INPUT ROWS:
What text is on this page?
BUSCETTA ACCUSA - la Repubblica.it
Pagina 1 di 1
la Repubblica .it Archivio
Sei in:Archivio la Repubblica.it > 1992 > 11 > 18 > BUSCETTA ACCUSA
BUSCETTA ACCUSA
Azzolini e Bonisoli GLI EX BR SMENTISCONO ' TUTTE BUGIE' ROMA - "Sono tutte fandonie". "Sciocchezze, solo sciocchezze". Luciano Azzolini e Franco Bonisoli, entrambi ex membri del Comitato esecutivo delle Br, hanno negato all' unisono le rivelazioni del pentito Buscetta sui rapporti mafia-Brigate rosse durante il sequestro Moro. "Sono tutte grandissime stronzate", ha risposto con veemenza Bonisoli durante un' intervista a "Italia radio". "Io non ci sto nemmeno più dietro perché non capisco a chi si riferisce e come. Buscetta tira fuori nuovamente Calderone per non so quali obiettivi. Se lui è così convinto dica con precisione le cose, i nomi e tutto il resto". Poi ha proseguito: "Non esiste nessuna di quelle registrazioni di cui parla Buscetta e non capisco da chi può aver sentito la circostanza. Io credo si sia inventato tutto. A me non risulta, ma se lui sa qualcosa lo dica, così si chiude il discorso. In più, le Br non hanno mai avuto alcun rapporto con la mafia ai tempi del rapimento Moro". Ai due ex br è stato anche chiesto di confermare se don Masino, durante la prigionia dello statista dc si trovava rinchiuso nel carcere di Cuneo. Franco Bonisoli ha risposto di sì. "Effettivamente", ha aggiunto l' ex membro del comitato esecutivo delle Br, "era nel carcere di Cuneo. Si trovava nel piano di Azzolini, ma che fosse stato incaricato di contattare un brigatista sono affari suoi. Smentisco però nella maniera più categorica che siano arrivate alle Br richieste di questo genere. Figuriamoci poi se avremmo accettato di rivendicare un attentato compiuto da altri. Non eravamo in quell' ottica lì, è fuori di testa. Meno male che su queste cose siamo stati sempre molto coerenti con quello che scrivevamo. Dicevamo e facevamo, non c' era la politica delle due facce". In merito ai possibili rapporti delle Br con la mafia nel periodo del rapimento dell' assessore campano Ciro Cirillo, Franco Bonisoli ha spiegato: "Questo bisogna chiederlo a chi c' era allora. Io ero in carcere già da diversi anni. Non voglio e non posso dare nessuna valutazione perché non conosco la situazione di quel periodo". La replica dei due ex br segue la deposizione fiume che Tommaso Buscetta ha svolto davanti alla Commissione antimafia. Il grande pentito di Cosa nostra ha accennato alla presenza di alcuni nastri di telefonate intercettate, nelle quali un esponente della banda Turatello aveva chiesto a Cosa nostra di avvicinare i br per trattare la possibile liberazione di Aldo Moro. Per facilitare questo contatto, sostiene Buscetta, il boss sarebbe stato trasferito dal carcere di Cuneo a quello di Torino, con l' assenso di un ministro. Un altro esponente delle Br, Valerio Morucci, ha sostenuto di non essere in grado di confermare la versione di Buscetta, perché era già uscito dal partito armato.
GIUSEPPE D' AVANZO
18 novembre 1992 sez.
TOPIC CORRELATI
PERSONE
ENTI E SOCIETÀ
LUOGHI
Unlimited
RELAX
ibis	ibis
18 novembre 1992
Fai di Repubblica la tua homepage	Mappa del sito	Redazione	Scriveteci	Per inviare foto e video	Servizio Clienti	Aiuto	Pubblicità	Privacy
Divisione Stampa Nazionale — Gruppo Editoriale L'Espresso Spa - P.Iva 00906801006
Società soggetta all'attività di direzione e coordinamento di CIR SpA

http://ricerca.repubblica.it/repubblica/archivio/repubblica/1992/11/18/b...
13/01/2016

AIM: Extract every line above exactly as it stands.

SOLUTION FOR THIS PROBLEM:
What text is on this page?
BUSCETTA ACCUSA - la Repubblica.it
Pagina 1 di 1
la Repubblica .it Archivio
Sei in:Archivio la Repubblica.it > 1992 > 11 > 18 > BUSCETTA ACCUSA
BUSCETTA ACCUSA
Azzolini e Bonisoli GLI EX BR SMENTISCONO ' TUTTE BUGIE' ROMA - "Sono tutte fandonie". "Sciocchezze, solo sciocchezze". Luciano Azzolini e Franco Bonisoli, entrambi ex membri del Comitato esecutivo delle Br, hanno negato all' unisono le rivelazioni del pentito Buscetta sui rapporti mafia-Brigate rosse durante il sequestro Moro. "Sono tutte grandissime stronzate", ha risposto con veemenza Bonisoli durante un' intervista a "Italia radio". "Io non ci sto nemmeno più dietro perché non capisco a chi si riferisce e come. Buscetta tira fuori nuovamente Calderone per non so quali obiettivi. Se lui è così convinto dica con precisione le cose, i nomi e tutto il resto". Poi ha proseguito: "Non esiste nessuna di quelle registrazioni di cui parla Buscetta e non capisco da chi può aver sentito la circostanza. Io credo si sia inventato tutto. A me non risulta, ma se lui sa qualcosa lo dica, così si chiude il discorso. In più, le Br non hanno mai avuto alcun rapporto con la mafia ai tempi del rapimento Moro". Ai due ex br è stato anche chiesto di confermare se don Masino, durante la prigionia dello statista dc si trovava rinchiuso nel carcere di Cuneo. Franco Bonisoli ha risposto di sì. "Effettivamente", ha aggiunto l' ex membro del comitato esecutivo delle Br, "era nel carcere di Cuneo. Si trovava nel piano di Azzolini, ma che fosse stato incaricato di contattare un brigatista sono affari suoi. Smentisco però nella maniera più categorica che siano arrivate alle Br richieste di questo genere. Figuriamoci poi se avremmo accettato di rivendicare un attentato compiuto da altri. Non eravamo in quell' ottica lì, è fuori di testa. Meno male che su queste cose siamo stati sempre molto coerenti con quello che scrivevamo. Dicevamo e facevamo, non c' era la politica delle due facce". In merito ai possibili rapporti delle Br con la mafia nel periodo del rapimento dell' assessore campano Ciro Cirillo, Franco Bonisoli ha spiegato: "Questo bisogna chiederlo a chi c' era allora. Io ero in carcere già da diversi anni. Non voglio e non posso dare nessuna valutazione perché non conosco la situazione di quel periodo". La replica dei due ex br segue la deposizione fiume che Tommaso Buscetta ha svolto davanti alla Commissione antimafia. Il grande pentito di Cosa nostra ha accennato alla presenza di alcuni nastri di telefonate intercettate, nelle quali un esponente della banda Turatello aveva chiesto a Cosa nostra di avvicinare i br per trattare la possibile liberazione di Aldo Moro. Per facilitare questo contatto, sostiene Buscetta, il boss sarebbe stato trasferito dal carcere di Cuneo a quello di Torino, con l' assenso di un ministro. Un altro esponente delle Br, Valerio Morucci, ha sostenuto di non essere in grado di confermare la versione di Buscetta, perché era già uscito dal partito armato.
GIUSEPPE D' AVANZO
18 novembre 1992 sez.
TOPIC CORRELATI
PERSONE
ENTI E SOCIETÀ
LUOGHI
Unlimited
RELAX
ibis	ibis
18 novembre 1992
Fai di Repubblica la tua homepage	Mappa del sito	Redazione	Scriveteci	Per inviare foto e video	Servizio Clienti	Aiuto	Pubblicità	Privacy
Divisione Stampa Nazionale — Gruppo Editoriale L'Espresso Spa - P.Iva 00906801006
Società soggetta all'attività di direzione e coordinamento di CIR SpA

http://ricerca.repubblica.it/repubblica/archivio/repubblica/1992/11/18/b...
13/01/2016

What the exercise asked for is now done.